──────── Stored data

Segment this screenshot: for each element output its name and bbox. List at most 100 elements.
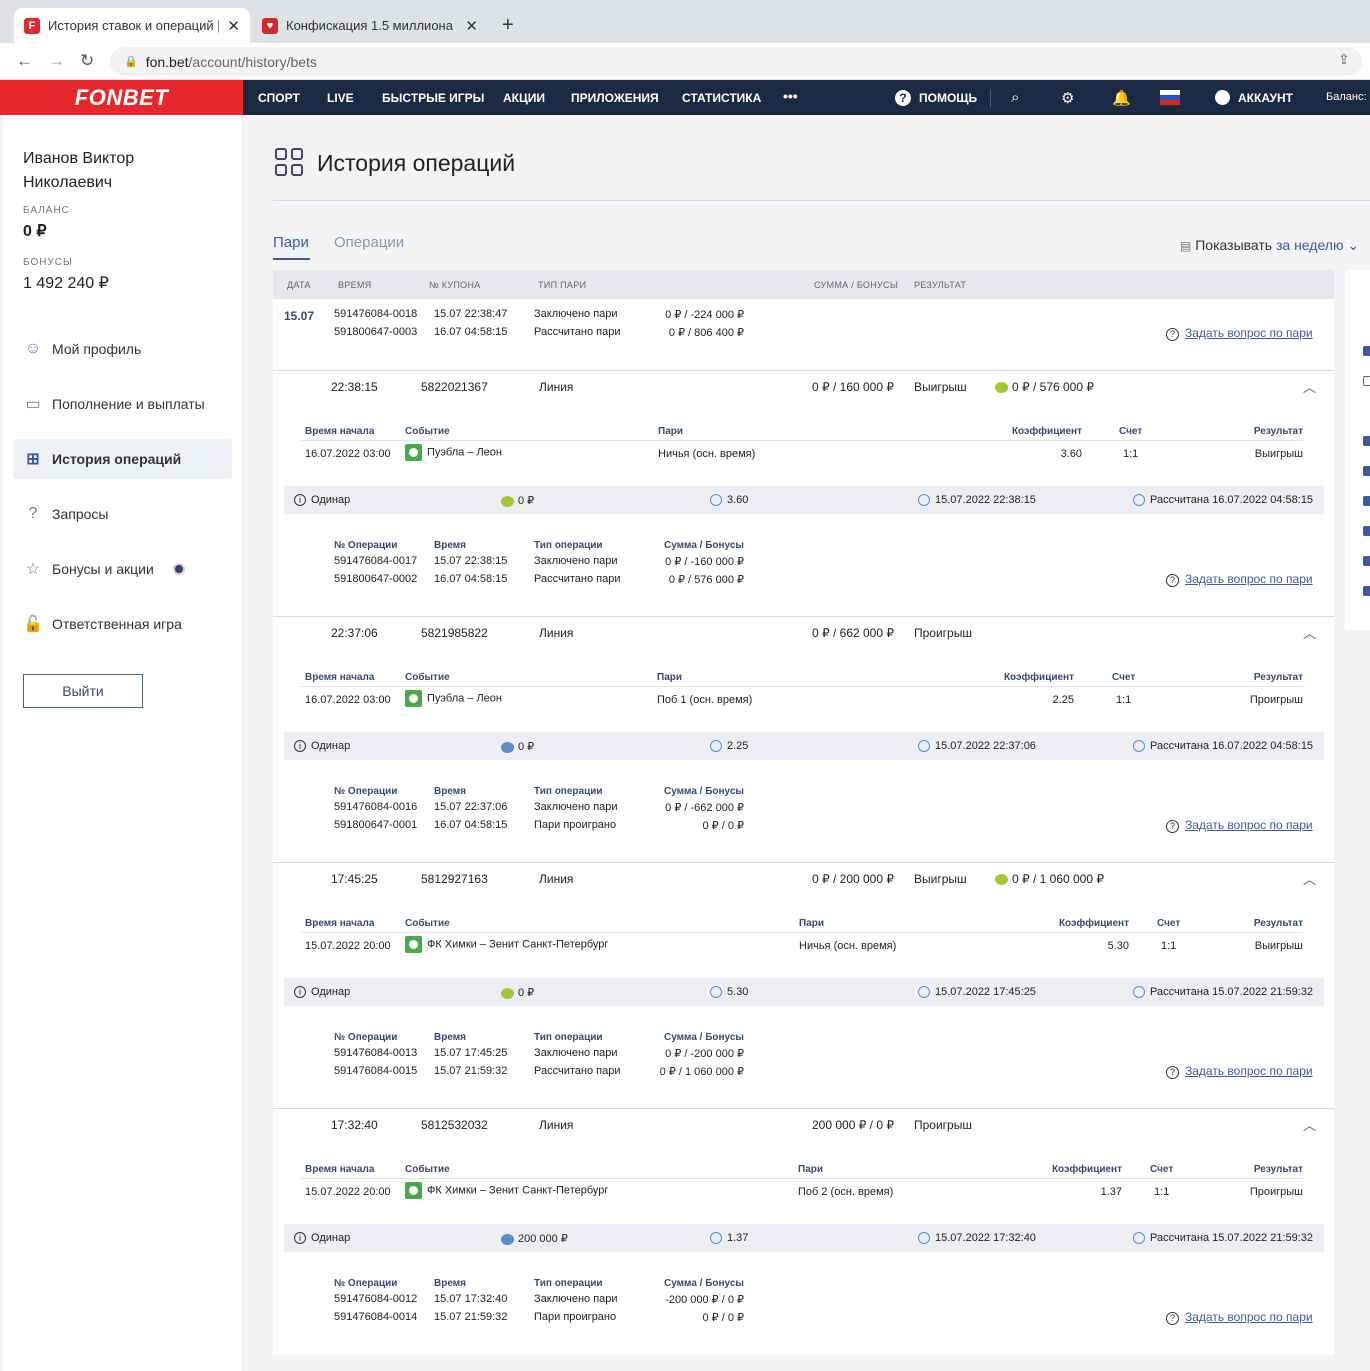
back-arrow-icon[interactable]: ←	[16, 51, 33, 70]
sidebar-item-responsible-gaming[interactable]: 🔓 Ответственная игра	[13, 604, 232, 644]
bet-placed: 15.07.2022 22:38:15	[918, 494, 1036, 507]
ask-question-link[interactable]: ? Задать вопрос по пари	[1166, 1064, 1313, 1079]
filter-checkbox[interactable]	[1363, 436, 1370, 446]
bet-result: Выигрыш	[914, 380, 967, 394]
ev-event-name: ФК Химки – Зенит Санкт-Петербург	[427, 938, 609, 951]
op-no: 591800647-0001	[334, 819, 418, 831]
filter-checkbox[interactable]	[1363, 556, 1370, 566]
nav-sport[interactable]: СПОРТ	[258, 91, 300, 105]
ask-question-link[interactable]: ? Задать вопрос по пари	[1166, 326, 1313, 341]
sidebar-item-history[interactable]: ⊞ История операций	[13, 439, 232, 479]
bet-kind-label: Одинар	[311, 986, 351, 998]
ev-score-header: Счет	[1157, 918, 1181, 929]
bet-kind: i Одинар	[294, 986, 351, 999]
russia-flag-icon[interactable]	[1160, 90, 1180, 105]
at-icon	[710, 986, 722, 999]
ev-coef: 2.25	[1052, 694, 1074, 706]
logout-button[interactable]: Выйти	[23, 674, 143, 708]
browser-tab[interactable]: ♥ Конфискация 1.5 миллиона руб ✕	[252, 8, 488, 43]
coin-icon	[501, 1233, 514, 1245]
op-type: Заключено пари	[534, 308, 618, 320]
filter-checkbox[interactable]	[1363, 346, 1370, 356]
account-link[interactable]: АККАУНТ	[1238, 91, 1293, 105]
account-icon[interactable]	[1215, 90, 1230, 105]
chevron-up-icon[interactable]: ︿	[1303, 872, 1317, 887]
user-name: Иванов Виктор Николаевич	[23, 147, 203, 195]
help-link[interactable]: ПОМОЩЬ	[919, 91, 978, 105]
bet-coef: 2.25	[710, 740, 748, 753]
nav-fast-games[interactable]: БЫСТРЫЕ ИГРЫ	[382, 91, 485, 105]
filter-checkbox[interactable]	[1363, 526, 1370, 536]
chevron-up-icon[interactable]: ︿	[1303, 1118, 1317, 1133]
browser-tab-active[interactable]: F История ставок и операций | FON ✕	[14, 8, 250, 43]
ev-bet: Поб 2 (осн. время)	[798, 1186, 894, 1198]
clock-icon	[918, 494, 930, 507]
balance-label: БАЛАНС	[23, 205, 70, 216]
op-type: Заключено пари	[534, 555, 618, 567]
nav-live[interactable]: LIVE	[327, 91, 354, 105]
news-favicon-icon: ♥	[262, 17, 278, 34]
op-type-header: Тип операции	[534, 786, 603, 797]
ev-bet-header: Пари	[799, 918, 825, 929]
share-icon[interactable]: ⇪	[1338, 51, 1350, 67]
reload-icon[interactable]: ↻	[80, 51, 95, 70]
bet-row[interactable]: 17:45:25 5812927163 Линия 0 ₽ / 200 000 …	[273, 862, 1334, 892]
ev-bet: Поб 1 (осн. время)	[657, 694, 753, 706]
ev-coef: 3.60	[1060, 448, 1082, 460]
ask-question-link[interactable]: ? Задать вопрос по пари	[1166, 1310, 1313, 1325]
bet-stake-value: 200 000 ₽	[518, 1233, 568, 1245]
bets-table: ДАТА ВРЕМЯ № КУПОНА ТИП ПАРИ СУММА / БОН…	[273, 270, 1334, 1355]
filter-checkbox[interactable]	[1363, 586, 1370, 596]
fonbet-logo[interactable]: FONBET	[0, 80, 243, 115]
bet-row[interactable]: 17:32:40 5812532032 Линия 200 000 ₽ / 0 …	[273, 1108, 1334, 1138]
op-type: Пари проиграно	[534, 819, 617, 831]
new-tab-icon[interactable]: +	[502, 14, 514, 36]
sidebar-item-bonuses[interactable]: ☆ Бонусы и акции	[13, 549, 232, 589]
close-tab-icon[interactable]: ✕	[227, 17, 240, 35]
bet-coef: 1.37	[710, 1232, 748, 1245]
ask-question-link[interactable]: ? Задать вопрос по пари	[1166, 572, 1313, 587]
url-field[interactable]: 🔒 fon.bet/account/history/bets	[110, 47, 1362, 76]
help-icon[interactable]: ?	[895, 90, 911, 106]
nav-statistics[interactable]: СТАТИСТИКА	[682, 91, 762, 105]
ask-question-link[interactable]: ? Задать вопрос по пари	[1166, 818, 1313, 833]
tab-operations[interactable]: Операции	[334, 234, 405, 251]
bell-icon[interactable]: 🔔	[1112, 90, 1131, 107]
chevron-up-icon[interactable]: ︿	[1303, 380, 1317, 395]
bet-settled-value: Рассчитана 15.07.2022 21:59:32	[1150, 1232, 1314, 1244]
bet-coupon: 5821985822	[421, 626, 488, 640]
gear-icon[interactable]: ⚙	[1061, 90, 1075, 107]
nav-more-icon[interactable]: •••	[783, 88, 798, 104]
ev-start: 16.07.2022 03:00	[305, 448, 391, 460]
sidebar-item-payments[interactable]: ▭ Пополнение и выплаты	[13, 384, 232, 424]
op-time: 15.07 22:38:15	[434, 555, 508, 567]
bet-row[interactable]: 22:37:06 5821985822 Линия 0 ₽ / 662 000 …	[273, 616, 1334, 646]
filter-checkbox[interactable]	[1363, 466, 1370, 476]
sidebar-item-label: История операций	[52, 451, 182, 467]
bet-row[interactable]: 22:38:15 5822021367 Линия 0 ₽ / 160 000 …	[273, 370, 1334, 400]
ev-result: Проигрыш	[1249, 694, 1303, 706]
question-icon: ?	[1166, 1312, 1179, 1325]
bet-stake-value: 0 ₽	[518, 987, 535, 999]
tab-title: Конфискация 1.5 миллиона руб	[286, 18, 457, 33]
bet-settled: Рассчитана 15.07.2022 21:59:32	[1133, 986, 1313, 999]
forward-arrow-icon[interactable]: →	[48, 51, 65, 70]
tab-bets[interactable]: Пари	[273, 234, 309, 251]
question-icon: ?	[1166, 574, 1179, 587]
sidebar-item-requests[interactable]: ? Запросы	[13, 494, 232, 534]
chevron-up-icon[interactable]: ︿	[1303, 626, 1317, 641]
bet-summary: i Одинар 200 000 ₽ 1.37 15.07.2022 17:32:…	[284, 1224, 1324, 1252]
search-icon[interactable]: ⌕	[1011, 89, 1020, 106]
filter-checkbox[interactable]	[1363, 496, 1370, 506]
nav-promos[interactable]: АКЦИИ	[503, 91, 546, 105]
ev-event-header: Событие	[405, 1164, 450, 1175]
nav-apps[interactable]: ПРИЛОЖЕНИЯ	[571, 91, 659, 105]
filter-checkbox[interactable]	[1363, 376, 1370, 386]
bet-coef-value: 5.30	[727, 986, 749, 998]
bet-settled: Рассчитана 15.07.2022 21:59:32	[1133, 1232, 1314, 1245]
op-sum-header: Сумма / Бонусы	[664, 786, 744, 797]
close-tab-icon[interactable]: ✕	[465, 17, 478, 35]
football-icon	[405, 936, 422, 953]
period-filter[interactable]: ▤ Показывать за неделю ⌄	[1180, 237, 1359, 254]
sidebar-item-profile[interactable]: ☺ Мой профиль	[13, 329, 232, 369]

────────────────
──────── Stored data

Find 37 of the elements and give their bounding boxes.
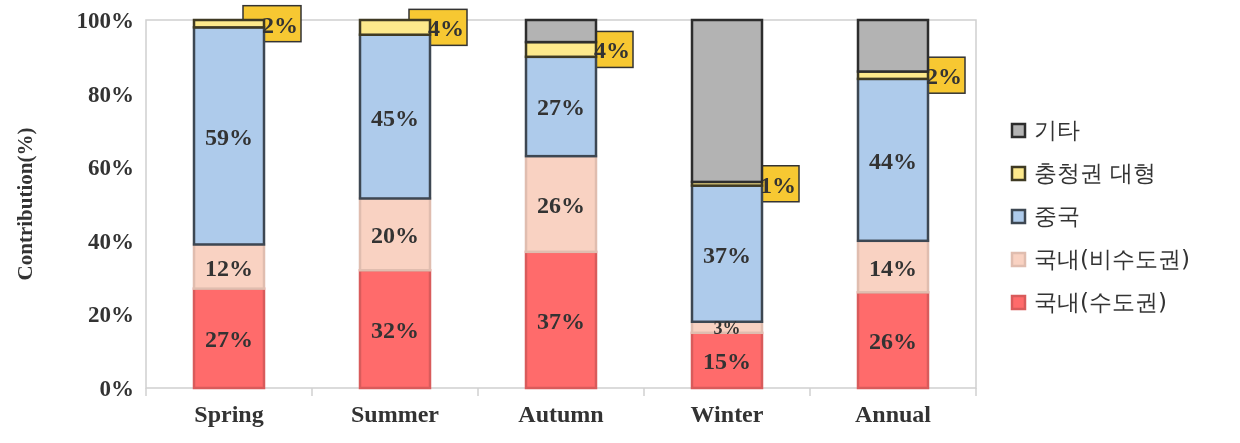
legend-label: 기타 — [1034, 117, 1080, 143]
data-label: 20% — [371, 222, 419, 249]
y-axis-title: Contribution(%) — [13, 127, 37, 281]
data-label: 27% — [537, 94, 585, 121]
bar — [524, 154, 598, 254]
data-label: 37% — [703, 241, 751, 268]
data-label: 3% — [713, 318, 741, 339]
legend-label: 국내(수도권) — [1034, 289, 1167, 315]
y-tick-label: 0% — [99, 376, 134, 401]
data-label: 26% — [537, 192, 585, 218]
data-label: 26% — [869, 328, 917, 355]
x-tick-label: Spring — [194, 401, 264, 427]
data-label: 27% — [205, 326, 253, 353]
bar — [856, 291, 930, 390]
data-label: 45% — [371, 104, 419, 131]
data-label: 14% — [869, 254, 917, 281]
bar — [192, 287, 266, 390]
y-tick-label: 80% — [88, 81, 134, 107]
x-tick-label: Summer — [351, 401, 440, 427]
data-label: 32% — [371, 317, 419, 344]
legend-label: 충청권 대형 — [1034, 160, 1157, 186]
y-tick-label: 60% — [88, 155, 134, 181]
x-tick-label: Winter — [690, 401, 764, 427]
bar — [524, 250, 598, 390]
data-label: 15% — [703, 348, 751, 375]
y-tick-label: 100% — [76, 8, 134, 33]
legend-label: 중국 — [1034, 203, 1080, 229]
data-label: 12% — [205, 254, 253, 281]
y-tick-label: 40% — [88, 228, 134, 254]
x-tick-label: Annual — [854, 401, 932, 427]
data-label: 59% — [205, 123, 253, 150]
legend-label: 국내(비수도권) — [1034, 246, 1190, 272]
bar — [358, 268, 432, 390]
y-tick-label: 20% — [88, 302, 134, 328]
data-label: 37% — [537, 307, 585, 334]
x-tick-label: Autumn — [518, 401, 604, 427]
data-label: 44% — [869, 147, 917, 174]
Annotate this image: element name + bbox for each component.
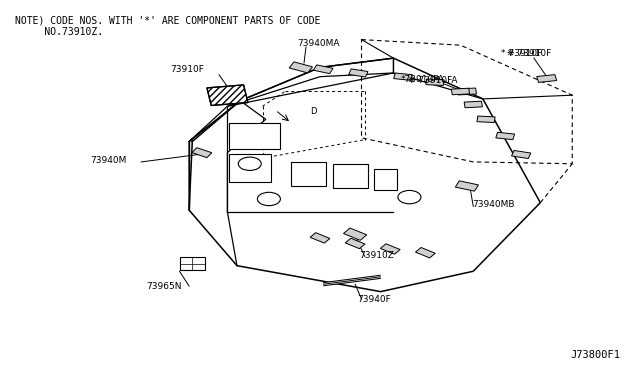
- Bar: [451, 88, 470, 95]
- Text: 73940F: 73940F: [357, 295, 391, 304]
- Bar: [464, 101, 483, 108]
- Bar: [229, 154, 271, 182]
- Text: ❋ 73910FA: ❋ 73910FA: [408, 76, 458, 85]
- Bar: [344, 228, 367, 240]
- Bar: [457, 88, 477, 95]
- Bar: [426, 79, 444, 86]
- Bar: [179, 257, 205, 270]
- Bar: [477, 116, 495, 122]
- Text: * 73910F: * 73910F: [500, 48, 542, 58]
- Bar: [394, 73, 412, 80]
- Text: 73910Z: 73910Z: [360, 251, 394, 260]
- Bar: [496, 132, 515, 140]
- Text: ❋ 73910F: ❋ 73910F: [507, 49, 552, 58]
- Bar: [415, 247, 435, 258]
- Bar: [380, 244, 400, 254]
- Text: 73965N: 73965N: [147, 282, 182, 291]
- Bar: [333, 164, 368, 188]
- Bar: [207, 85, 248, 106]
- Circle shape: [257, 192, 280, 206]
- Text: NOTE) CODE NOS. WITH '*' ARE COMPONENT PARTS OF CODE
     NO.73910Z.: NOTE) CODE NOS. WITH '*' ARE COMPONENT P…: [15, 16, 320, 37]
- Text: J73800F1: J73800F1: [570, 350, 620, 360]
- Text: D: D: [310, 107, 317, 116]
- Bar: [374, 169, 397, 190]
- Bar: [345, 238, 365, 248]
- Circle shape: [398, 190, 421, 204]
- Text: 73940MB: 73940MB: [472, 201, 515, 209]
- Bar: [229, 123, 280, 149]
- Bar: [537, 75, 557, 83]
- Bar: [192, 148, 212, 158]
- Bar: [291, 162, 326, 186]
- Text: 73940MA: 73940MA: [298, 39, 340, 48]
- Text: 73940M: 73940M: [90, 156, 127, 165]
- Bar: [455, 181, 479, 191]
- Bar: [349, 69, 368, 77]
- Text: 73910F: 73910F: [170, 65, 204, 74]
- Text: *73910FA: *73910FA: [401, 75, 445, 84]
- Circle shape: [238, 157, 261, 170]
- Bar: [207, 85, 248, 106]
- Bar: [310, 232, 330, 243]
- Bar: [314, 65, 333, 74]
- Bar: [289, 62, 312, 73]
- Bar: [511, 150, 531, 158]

────────────────

Required task: Arrange the data from the line containing "legend-label: 기타 — [1034, 117, 1080, 143]" down to the line containing "bar — [524, 250, 598, 390]", with both of those lines included, as a numbered list, leaving out any blank lines.

Solution to this problem:
1. legend-label: 기타 — [1034, 117, 1080, 143]
2. data-label: 20% — [371, 222, 419, 249]
3. y-axis-title: Contribution(%) — [13, 127, 37, 281]
4. data-label: 27% — [537, 94, 585, 121]
5. bar — [524, 154, 598, 254]
6. data-label: 37% — [703, 241, 751, 268]
7. data-label: 3% — [713, 318, 741, 339]
8. legend-label: 국내(수도권) — [1034, 289, 1167, 315]
9. y-tick-label: 0% — [99, 376, 134, 401]
10. data-label: 26% — [537, 192, 585, 218]
11. data-label: 26% — [869, 328, 917, 355]
12. x-tick-label: Spring — [194, 401, 264, 427]
13. data-label: 27% — [205, 326, 253, 353]
14. bar — [856, 291, 930, 390]
15. data-label: 45% — [371, 104, 419, 131]
16. data-label: 14% — [869, 254, 917, 281]
17. bar — [192, 287, 266, 390]
18. y-tick-label: 80% — [88, 81, 134, 107]
19. x-tick-label: Summer — [351, 401, 440, 427]
20. data-label: 32% — [371, 317, 419, 344]
21. legend-label: 충청권 대형 — [1034, 160, 1157, 186]
22. y-tick-label: 60% — [88, 155, 134, 181]
23. x-tick-label: Winter — [690, 401, 764, 427]
24. bar — [524, 250, 598, 390]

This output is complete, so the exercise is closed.